▶
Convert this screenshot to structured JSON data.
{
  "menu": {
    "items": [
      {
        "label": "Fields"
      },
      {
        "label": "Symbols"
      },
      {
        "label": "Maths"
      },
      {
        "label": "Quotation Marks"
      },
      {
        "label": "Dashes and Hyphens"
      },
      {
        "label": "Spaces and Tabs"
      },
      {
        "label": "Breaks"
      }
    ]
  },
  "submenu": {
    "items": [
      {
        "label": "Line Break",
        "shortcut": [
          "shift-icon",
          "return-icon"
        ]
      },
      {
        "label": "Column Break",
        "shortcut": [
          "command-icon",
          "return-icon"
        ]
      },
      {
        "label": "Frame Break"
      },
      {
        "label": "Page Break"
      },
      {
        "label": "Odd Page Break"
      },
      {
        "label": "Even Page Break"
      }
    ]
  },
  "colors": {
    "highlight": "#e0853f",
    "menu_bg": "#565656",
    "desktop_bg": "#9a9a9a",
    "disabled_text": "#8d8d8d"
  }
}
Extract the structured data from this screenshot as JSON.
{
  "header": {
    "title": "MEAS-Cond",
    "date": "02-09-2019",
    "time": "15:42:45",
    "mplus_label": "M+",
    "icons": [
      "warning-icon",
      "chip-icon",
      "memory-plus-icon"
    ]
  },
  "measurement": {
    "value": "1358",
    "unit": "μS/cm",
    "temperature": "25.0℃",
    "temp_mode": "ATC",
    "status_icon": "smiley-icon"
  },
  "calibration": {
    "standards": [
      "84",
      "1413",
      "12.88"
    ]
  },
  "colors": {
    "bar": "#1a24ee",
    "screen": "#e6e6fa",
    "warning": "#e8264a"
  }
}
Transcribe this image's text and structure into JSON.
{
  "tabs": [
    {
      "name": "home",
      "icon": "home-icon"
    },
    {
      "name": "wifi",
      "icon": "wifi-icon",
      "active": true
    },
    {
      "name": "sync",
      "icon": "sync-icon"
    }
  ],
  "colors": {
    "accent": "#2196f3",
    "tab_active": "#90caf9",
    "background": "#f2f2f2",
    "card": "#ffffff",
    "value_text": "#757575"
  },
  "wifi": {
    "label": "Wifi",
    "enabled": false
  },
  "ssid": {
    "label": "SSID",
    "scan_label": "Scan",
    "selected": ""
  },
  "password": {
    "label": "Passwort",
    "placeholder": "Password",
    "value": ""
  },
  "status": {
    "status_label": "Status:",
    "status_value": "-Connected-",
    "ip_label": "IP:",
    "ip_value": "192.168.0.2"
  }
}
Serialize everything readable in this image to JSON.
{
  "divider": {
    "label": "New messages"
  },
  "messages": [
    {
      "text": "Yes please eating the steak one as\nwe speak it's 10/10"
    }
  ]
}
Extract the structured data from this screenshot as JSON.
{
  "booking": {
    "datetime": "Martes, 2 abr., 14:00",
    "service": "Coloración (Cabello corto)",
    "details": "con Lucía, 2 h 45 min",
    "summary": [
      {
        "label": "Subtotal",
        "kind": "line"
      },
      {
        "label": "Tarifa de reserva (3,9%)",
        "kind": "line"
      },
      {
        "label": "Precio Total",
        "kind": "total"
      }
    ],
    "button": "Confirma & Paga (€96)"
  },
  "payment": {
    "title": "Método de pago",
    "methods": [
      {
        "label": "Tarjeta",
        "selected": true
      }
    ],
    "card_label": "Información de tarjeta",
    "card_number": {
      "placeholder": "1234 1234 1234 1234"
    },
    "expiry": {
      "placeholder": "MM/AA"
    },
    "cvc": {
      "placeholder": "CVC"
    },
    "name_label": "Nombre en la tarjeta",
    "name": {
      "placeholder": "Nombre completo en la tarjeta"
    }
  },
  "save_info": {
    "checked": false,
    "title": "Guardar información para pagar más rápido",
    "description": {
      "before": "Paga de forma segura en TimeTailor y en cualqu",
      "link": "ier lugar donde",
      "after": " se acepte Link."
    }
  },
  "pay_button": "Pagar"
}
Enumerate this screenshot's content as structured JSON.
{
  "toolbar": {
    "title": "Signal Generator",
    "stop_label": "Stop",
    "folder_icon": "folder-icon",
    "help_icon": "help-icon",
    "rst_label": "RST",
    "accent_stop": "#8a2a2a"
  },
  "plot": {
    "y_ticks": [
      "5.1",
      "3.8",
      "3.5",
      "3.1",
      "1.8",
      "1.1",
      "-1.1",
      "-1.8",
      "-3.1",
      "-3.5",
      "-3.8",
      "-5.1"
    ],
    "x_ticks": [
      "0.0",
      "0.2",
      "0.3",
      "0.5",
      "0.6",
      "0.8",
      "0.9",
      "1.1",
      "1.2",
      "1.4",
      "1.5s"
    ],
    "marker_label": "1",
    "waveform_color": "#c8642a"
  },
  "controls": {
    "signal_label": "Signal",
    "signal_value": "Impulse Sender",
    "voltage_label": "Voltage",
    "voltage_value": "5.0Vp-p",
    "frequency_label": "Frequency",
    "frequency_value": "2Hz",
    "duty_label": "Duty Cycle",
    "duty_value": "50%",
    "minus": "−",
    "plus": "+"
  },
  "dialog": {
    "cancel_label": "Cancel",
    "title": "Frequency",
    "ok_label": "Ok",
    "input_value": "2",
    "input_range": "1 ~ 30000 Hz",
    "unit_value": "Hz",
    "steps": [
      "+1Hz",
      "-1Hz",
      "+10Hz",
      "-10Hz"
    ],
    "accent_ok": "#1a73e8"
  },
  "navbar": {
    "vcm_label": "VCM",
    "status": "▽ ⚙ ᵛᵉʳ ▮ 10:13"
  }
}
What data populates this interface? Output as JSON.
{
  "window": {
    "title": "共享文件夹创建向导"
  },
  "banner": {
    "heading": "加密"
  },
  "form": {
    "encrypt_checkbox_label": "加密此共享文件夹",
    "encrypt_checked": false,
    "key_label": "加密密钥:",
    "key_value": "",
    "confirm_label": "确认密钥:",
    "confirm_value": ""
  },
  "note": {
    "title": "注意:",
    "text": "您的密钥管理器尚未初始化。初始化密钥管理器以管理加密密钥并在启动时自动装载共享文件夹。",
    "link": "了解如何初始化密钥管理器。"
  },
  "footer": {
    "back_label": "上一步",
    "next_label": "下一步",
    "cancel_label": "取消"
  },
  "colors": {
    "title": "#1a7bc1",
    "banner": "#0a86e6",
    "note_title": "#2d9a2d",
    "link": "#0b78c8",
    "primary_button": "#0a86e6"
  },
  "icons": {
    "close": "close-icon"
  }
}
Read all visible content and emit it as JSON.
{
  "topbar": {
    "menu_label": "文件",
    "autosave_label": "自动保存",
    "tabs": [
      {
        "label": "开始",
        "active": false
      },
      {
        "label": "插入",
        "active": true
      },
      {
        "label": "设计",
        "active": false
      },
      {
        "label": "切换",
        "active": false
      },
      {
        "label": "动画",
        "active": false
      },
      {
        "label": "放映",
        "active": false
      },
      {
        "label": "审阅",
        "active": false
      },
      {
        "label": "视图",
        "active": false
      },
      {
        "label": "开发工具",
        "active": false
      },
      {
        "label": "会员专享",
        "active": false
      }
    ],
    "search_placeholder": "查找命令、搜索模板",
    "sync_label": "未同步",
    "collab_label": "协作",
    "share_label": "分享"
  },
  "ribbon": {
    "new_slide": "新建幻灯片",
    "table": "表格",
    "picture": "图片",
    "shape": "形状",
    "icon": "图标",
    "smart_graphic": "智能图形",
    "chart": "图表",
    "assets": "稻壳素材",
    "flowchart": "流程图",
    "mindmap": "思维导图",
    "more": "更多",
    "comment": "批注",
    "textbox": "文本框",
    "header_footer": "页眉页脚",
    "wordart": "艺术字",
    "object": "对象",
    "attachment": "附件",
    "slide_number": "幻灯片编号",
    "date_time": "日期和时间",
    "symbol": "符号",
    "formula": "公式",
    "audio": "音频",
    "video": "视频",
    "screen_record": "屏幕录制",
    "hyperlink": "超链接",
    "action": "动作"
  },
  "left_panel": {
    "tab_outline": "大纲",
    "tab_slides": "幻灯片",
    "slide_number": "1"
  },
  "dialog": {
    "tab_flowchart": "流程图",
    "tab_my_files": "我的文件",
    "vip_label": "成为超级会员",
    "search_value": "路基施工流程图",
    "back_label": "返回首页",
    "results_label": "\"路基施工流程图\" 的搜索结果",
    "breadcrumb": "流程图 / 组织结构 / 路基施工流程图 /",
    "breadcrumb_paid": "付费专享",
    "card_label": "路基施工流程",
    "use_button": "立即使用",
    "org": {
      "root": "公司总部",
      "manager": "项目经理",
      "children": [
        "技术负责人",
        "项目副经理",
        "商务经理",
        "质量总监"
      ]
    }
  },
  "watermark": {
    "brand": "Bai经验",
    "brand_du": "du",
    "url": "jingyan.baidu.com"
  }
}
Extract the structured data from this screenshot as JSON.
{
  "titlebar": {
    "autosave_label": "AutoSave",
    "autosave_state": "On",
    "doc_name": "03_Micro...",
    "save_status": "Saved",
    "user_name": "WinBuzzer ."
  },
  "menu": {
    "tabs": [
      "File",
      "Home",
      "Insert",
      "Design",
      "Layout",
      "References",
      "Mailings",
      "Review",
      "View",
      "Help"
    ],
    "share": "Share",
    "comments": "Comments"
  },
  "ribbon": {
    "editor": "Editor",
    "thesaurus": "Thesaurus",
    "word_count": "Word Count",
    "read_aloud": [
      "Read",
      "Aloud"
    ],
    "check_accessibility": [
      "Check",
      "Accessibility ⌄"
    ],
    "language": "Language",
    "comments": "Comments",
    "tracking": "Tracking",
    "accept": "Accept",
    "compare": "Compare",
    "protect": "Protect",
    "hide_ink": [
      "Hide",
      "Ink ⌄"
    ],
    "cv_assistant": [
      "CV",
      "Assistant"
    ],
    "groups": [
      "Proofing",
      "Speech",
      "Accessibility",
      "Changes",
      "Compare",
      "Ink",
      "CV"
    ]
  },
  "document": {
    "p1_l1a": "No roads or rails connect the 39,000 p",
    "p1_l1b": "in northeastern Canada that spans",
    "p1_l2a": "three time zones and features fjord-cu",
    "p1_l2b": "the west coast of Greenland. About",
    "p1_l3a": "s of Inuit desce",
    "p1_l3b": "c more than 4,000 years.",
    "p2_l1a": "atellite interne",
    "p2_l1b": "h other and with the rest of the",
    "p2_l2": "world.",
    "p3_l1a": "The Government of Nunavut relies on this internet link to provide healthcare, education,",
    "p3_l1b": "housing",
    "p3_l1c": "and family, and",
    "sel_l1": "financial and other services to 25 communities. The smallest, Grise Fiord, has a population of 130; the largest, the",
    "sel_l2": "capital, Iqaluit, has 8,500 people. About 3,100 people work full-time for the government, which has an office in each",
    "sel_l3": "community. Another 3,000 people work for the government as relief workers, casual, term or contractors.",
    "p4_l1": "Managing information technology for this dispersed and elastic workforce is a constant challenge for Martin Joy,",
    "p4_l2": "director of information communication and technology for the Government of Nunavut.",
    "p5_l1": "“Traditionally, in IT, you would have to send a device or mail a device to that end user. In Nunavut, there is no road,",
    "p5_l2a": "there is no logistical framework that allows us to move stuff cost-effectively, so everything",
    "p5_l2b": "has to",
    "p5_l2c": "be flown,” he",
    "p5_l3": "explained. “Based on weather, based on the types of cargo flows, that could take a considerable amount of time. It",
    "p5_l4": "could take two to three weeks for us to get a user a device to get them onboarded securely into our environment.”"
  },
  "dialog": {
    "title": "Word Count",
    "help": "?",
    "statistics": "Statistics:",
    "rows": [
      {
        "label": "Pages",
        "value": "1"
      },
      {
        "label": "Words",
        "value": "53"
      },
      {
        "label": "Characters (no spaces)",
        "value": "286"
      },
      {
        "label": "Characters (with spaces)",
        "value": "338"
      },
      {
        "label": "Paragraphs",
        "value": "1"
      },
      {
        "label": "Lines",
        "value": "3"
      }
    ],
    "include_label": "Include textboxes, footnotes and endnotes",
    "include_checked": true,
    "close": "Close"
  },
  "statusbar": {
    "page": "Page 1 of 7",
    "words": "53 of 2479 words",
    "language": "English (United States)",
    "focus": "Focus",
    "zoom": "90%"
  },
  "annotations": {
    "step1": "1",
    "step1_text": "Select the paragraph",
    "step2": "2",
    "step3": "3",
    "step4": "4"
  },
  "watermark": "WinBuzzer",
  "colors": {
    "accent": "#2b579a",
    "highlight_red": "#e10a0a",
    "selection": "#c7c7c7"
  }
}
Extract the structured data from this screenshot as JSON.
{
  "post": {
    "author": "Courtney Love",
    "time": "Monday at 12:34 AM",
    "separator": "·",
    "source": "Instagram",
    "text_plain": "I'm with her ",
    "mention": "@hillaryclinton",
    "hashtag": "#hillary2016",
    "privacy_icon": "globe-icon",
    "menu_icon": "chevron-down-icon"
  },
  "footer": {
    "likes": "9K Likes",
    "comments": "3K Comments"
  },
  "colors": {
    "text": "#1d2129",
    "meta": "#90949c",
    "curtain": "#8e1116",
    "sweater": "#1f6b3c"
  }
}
◀
Written request:
In the listing, find every line containing the word "device" and list it.

In response:
    "p5_l1": "“Traditionally, in IT, you would have to send a device or mail a device to that end user. In Nunavut, there is no road,",
    "p5_l4": "could take two to three weeks for us to get a user a device to get them onboarded securely into our environment.”"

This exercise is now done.